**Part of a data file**
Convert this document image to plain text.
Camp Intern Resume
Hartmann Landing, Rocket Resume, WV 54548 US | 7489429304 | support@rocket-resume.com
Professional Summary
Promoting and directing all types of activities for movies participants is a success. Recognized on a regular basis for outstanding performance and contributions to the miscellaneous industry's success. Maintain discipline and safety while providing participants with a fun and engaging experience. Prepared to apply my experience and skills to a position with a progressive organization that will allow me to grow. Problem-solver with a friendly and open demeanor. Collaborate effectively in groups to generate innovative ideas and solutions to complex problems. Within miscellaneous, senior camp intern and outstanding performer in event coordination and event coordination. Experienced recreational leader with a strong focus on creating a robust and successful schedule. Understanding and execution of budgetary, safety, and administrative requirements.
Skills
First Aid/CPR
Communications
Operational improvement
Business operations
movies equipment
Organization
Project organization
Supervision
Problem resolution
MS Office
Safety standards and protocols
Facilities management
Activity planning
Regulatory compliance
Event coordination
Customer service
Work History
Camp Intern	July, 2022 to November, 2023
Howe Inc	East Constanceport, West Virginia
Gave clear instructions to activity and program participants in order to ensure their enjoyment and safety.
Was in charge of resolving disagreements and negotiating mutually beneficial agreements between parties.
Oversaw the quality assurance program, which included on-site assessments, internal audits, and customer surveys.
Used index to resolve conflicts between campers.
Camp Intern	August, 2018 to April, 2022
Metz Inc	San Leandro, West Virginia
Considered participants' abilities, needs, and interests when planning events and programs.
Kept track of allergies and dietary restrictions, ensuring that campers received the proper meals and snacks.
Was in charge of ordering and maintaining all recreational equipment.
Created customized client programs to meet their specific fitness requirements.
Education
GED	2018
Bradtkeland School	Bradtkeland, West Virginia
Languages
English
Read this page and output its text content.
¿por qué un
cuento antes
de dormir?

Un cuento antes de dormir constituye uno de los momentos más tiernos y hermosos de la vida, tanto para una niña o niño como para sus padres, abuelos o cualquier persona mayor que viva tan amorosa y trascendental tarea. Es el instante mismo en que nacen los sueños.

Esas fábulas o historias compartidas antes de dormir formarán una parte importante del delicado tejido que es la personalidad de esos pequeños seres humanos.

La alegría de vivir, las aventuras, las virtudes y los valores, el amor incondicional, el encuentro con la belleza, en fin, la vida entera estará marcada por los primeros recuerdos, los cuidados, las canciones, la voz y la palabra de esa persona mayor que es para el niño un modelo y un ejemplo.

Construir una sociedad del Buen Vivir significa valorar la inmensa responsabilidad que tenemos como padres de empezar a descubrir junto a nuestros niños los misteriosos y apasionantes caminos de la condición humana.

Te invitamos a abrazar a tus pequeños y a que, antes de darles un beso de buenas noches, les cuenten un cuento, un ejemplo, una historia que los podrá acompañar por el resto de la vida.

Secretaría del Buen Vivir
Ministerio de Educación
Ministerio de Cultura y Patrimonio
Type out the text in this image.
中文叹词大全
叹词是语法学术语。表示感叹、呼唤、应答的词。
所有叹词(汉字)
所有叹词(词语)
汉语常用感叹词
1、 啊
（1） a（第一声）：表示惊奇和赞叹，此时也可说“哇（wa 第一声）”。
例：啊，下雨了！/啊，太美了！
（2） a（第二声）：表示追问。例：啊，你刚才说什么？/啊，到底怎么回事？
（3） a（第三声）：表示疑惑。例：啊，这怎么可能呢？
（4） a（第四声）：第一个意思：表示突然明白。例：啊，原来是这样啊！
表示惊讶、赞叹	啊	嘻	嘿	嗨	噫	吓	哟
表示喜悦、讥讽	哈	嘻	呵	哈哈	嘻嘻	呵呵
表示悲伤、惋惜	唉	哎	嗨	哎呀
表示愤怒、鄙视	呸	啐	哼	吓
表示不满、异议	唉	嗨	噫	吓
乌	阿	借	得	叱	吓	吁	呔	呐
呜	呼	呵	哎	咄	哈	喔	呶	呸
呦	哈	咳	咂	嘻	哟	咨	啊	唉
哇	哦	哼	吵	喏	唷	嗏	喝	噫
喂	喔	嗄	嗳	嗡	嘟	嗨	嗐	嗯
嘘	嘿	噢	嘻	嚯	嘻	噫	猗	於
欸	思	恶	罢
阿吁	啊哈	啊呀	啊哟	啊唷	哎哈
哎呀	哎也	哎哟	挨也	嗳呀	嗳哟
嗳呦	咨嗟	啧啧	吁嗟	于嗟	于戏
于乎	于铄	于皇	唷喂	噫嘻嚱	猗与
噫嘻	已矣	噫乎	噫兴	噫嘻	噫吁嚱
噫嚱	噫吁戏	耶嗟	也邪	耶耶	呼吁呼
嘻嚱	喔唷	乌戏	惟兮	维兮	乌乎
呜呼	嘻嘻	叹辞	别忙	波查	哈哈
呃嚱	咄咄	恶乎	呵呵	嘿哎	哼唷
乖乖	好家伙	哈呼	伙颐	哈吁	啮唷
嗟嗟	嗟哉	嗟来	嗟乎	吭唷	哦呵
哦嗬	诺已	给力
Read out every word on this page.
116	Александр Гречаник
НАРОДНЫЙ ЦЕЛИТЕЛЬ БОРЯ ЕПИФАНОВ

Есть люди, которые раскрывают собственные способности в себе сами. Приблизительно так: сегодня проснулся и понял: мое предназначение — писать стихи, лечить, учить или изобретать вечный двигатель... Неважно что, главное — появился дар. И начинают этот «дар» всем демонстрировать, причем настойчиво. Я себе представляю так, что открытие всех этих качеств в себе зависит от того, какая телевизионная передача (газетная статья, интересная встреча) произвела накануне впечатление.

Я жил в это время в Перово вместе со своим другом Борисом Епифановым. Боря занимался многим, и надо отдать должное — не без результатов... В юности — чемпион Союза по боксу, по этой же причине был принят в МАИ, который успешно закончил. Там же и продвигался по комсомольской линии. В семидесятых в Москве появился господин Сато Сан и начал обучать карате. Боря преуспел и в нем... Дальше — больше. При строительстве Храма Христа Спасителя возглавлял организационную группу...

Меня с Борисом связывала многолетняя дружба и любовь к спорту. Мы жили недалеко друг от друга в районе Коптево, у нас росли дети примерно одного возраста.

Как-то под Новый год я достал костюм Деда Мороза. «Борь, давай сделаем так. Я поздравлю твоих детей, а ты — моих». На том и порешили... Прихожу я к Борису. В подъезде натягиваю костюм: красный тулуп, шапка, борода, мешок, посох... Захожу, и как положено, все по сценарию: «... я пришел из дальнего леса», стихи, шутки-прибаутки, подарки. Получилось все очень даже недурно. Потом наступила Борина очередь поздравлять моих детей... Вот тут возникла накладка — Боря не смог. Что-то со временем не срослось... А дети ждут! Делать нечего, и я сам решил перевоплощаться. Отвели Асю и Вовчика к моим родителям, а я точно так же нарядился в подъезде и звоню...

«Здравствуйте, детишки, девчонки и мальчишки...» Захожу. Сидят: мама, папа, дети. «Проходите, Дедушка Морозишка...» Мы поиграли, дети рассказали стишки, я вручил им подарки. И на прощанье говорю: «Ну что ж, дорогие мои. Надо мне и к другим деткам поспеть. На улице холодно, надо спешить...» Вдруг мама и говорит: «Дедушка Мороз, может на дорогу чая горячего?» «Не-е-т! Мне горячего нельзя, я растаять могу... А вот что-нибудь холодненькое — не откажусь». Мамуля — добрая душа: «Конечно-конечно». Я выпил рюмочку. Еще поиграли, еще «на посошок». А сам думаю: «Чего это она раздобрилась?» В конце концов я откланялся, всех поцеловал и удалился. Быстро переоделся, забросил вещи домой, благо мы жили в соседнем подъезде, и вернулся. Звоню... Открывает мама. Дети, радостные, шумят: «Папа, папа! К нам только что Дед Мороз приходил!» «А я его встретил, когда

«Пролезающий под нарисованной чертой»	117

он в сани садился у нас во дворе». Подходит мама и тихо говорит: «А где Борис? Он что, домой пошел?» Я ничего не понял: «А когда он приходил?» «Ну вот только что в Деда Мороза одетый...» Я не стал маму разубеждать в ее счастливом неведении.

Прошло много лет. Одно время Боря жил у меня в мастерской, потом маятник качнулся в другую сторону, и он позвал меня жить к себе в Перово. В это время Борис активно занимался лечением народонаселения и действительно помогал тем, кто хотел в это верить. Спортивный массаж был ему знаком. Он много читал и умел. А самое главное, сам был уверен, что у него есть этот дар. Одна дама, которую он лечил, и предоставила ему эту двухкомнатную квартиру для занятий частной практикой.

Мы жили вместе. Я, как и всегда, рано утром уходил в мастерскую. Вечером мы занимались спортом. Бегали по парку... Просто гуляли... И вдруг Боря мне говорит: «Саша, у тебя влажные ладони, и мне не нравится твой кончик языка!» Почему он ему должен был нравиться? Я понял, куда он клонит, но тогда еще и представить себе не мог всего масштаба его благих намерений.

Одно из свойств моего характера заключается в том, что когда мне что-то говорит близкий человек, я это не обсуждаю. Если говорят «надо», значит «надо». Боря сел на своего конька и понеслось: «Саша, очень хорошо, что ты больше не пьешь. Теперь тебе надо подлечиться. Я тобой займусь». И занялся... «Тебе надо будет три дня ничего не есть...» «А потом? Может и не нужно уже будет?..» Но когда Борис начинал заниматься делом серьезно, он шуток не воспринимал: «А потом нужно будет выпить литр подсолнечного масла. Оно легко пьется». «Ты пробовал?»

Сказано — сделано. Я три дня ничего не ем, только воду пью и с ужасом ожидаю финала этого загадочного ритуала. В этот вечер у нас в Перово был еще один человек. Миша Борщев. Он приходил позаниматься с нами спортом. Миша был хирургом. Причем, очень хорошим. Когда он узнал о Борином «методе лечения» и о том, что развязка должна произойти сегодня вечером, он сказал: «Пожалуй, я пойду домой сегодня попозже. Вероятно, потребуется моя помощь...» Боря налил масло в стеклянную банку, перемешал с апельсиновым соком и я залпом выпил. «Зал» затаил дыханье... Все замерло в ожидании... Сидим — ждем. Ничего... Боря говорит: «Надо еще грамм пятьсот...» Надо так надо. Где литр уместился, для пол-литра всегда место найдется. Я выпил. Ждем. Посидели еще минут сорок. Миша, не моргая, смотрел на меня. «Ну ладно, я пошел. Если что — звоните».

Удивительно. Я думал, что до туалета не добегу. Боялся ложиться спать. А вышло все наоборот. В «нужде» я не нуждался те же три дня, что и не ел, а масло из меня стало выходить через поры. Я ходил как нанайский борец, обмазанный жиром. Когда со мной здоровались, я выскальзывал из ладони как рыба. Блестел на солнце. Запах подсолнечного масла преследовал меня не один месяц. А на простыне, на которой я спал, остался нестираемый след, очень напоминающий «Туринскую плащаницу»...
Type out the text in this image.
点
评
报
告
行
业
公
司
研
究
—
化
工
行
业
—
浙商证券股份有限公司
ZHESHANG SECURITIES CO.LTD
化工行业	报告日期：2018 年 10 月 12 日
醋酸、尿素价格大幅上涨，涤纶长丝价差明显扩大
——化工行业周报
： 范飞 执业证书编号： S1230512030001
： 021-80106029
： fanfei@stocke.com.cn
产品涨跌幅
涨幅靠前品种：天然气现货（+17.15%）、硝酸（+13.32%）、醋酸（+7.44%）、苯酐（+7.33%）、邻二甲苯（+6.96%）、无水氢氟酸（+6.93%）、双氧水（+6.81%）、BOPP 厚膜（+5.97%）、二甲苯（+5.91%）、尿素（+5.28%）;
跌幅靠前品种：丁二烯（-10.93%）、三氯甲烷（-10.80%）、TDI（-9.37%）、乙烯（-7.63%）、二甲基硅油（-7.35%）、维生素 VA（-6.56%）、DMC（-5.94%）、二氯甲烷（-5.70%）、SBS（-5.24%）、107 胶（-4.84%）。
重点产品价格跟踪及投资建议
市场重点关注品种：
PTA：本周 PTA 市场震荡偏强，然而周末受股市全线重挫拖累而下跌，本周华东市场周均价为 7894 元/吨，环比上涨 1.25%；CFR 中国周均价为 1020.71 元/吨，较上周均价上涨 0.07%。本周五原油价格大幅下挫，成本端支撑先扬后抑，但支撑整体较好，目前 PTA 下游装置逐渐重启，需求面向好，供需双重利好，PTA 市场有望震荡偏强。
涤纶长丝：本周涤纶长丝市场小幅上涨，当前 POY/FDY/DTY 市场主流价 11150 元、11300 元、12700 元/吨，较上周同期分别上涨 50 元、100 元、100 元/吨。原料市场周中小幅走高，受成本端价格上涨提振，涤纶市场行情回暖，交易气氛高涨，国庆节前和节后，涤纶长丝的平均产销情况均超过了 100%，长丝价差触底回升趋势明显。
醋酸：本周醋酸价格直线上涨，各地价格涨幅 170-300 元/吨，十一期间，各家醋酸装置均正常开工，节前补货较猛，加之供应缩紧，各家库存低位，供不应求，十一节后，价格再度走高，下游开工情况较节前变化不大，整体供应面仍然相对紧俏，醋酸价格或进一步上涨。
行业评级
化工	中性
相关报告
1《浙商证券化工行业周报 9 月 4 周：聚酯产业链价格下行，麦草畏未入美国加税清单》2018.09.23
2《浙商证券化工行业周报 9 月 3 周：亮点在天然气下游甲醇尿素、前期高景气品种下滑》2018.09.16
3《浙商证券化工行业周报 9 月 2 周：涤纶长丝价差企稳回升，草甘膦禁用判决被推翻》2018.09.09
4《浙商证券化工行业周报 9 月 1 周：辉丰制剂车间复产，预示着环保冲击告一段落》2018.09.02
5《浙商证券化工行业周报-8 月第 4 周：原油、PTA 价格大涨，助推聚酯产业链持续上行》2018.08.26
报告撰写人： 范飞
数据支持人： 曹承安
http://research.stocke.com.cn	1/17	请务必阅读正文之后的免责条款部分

**Instruction**
Extract each line holding the word "stocke" from the records.

**The completed task**
： fanfei@stocke.com.cn
http://research.stocke.com.cn	1/17	请务必阅读正文之后的免责条款部分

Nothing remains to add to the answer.